Member of the New Hampshire House of Representatives
- In office 1883, 1901

Personal details
- Born: February 6, 1844 Lyndon, Vermont
- Died: May 9, 1917 (aged 73) Littleton, New Hampshire
- Party: Republican
- Spouse: Jennie Smith ​(m. 1872)​
- Occupation: Businessman, politician

= Henry Francis Green =

American politician

Henry Francis Green (February 6, 1844 – May 9, 1917) was an American merchant, banker, manufacturer and politician. He was a member of the New Hampshire Executive Council from 1899 until 1901.

==Biography==
Green was born in Lyndon, Vermont on February 6, 1844. After being educated in public schools he began working for a railway in Vermont. He later worked in a factory in Indiana. He married Jennie Smith on June 18, 1872.

In 1877, he settled in Littleton, New Hampshire, where he became a grocery merchant. In 1879 he began working for the Saranac Glove Company, where he became vice president and treasurer. He also worked in lumbering. He later became president of the Littleton National Bank.

A Republican, he was first elected as a representative to the state legislature in 1883, at that time only serving for that year. In the 1890s he served as a selectman in Littleton. He also served for six years as a member of the Grafton County, New Hampshire board of commissioners and on the school board. From 1899 to 1901 he was a member of the New Hampshire Executive Council. In 1901 he was again elected to the state legislature. In 1902 he served as a member of the state constitutional convention. From 1905 to 1911 he was a member of the New Hampshire Board of Bank Commissioners.

He died at his home in Littleton on May 9, 1917.

—————

◆ **Directions**
a: Answer these questions using the Henry Francis Green biography:
(i) In what year did Green settle in Littleton, New Hampshire?
(ii) Which company did he begin working for in 1879?
(iii) During which years was he a member of the New Hampshire Board of Bank Commissioners?
b: Rewrite the part of the Henry Francis Green biography starting at "Henry Francis Green (February" and ending at "June 18, 1872.", substituting "railroad" for "railway".
The items that follow have no connection to the Henry Francis Green biography.

[Data drawn from a collection]
—————

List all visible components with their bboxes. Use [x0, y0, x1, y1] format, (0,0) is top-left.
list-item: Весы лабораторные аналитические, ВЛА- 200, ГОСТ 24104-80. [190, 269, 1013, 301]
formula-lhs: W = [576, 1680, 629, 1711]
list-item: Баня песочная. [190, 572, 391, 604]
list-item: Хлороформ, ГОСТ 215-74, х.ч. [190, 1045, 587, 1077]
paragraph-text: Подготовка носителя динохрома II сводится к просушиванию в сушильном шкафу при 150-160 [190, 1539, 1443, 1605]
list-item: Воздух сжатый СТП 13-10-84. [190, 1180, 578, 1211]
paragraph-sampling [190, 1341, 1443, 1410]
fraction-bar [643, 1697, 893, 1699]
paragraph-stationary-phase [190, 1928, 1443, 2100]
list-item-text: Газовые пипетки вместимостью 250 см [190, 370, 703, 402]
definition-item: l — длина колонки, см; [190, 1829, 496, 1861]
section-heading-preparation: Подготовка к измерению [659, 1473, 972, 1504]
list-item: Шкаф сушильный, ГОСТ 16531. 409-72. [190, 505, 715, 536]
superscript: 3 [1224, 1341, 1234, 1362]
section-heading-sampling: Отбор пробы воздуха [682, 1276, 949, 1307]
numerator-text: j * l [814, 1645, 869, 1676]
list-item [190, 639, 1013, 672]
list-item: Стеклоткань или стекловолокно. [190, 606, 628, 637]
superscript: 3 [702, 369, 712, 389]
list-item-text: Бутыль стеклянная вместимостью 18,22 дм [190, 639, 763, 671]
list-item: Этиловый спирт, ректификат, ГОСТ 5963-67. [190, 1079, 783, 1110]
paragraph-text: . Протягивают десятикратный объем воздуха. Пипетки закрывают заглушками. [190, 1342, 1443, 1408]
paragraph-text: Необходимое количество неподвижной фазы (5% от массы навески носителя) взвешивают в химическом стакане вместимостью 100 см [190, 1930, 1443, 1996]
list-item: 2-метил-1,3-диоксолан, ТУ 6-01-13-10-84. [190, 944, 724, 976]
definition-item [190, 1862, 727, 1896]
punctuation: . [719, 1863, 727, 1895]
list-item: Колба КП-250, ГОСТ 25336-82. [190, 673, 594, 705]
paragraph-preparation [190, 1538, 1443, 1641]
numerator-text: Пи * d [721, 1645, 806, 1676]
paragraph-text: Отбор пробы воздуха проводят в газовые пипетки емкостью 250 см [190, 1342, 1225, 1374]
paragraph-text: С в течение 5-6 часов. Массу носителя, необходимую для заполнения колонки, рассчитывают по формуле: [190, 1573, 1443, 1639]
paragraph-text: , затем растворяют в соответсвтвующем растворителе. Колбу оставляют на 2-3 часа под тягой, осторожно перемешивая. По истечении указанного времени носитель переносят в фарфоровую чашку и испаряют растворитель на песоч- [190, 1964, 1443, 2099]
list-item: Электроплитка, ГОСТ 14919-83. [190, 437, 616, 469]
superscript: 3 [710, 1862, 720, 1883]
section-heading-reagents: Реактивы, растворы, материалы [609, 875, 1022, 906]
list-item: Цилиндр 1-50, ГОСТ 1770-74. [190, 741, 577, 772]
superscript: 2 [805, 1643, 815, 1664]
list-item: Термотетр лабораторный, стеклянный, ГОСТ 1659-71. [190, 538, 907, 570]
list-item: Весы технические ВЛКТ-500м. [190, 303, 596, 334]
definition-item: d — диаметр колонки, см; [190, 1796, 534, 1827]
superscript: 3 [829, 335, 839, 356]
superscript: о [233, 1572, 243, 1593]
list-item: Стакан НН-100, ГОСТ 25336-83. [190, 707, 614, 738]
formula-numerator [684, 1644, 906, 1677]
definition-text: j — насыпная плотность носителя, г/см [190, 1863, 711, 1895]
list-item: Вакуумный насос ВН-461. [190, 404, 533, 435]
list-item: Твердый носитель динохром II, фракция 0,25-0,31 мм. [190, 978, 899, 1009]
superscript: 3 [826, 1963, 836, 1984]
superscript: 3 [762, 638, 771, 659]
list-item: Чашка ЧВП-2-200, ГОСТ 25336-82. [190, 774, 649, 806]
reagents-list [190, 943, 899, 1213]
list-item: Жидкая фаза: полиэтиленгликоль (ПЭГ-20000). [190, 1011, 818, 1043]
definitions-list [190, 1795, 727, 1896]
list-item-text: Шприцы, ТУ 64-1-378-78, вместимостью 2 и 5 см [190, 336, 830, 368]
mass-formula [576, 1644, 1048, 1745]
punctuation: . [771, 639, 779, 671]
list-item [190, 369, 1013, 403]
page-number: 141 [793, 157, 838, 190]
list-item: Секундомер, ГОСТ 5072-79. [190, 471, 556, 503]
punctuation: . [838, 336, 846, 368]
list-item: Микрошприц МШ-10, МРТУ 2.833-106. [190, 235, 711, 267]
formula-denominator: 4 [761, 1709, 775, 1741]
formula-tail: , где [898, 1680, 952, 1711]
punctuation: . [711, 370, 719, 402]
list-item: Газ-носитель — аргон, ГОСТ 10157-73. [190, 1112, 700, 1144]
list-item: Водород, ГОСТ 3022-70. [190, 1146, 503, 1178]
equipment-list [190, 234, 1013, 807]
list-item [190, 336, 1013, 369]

—————

◆ **Solutions per task**
a:
(i) 1877
(ii) The Saranac Glove Company
(iii) From 1905 to 1911

b:
Henry Francis Green (February 6, 1844 – May 9, 1917) was an American merchant, banker, manufacturer and politician. He was a member of the New Hampshire Executive Council from 1899 until 1901.

==Biography==
Green was born in Lyndon, Vermont on February 6, 1844. After being educated in public schools he began working for a railroad in Vermont. He later worked in a factory in Indiana. He married Jennie Smith on June 18, 1872.